== Given records ==
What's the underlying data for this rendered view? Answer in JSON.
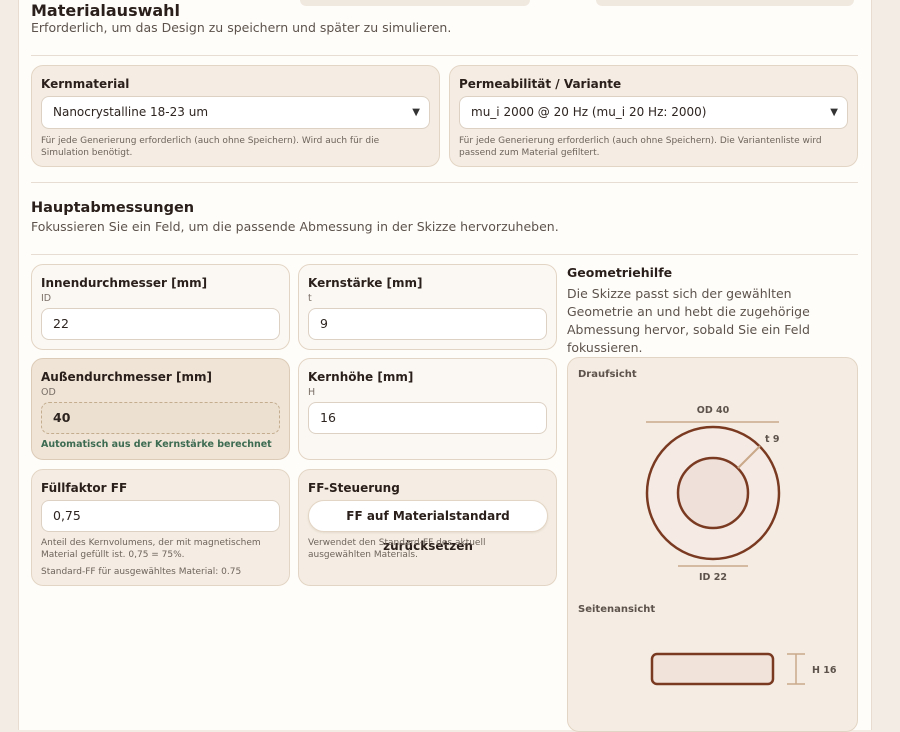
{
  "material_section": {
    "title": "Materialauswahl",
    "subtitle": "Erforderlich, um das Design zu speichern und später zu simulieren.",
    "core_material": {
      "label": "Kernmaterial",
      "selected": "Nanocrystalline 18-23 um",
      "help": "Für jede Generierung erforderlich (auch ohne Speichern). Wird auch für die Simulation benötigt."
    },
    "permeability": {
      "label": "Permeabilität / Variante",
      "selected": "mu_i 2000 @ 20 Hz (mu_i 20 Hz: 2000)",
      "help": "Für jede Generierung erforderlich (auch ohne Speichern). Die Variantenliste wird passend zum Material gefiltert."
    }
  },
  "dimensions_section": {
    "title": "Hauptabmessungen",
    "subtitle": "Fokussieren Sie ein Feld, um die passende Abmessung in der Skizze hervorzuheben.",
    "inner_diameter": {
      "label": "Innendurchmesser [mm]",
      "code": "ID",
      "value": "22"
    },
    "thickness": {
      "label": "Kernstärke [mm]",
      "code": "t",
      "value": "9"
    },
    "outer_diameter": {
      "label": "Außendurchmesser [mm]",
      "code": "OD",
      "value": "40",
      "note": "Automatisch aus der Kernstärke berechnet"
    },
    "height": {
      "label": "Kernhöhe [mm]",
      "code": "H",
      "value": "16"
    },
    "fill_factor": {
      "label": "Füllfaktor FF",
      "value": "0,75",
      "help": "Anteil des Kernvolumens, der mit magnetischem Material gefüllt ist. 0,75 = 75%.",
      "default_note": "Standard-FF für ausgewähltes Material: 0.75"
    },
    "ff_control": {
      "label": "FF-Steuerung",
      "button": "FF auf Materialstandard zurücksetzen",
      "help": "Verwendet den Standard-FF des aktuell ausgewählten Materials."
    }
  },
  "geometry_help": {
    "title": "Geometriehilfe",
    "text": "Die Skizze passt sich der gewählten Geometrie an und hebt die zugehörige Abmessung hervor, sobald Sie ein Feld fokussieren.",
    "top_view": {
      "title": "Draufsicht",
      "od_label": "OD 40",
      "t_label": "t 9",
      "id_label": "ID 22"
    },
    "side_view": {
      "title": "Seitenansicht",
      "h_label": "H 16"
    }
  },
  "colors": {
    "accent": "#7a3a22",
    "background": "#f3ece4",
    "card": "#fbf8f3",
    "note_green": "#3d6b52"
  }
}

== Problem ==
Report every line containing the word "Skizze" from the listing above.

== Task response ==
    "subtitle": "Fokussieren Sie ein Feld, um die passende Abmessung in der Skizze hervorzuheben.",
    "text": "Die Skizze passt sich der gewählten Geometrie an und hebt die zugehörige Abmessung hervor, sobald Sie ein Feld fokussieren.",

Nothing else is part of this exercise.